## Work to be completed
Look for the word "JSON" in the entries below, then copy every line that has it.

Data entries for graphics:

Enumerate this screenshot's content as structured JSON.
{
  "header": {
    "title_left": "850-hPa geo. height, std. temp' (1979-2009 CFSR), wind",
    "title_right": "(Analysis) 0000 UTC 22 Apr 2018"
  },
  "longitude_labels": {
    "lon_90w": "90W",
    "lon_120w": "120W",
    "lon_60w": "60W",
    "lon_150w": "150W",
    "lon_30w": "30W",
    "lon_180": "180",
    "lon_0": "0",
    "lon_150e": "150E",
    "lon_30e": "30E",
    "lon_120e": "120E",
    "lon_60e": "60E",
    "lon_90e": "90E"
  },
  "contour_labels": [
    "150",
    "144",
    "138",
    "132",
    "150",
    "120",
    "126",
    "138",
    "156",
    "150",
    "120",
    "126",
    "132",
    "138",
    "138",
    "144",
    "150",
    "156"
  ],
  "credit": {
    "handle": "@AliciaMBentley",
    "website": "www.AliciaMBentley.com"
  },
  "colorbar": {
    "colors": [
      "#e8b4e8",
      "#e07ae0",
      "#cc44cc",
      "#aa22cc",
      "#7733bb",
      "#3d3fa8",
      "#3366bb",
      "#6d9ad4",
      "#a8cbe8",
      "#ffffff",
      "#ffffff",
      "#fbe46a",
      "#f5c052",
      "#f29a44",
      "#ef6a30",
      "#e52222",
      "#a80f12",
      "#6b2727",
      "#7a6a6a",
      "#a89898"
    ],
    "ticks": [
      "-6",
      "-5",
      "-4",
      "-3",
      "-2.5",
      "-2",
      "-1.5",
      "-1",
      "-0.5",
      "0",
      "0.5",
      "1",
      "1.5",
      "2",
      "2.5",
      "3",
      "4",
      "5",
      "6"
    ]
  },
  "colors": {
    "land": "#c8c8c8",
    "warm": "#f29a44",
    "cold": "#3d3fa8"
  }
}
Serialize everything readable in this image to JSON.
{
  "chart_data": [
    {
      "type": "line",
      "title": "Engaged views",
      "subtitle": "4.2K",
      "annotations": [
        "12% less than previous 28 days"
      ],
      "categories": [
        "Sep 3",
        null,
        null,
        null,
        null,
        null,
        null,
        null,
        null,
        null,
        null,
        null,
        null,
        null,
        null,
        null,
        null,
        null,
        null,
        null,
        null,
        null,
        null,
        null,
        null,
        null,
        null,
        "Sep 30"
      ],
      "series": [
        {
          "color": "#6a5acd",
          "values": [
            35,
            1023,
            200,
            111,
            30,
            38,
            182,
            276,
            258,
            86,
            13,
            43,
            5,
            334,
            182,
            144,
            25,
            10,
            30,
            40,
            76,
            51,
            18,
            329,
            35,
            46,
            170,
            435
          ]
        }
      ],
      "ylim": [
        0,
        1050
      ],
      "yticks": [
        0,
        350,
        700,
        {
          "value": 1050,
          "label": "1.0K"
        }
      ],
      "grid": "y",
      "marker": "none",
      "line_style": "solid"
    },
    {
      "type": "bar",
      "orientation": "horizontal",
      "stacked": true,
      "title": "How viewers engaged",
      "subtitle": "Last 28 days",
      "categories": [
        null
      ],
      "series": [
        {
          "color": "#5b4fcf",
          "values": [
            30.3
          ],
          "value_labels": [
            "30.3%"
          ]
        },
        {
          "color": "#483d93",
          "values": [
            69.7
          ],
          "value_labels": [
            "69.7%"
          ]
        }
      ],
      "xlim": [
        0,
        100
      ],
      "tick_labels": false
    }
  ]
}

## Solution to the problem
Enumerate this screenshot's content as structured JSON.
Serialize everything readable in this image to JSON.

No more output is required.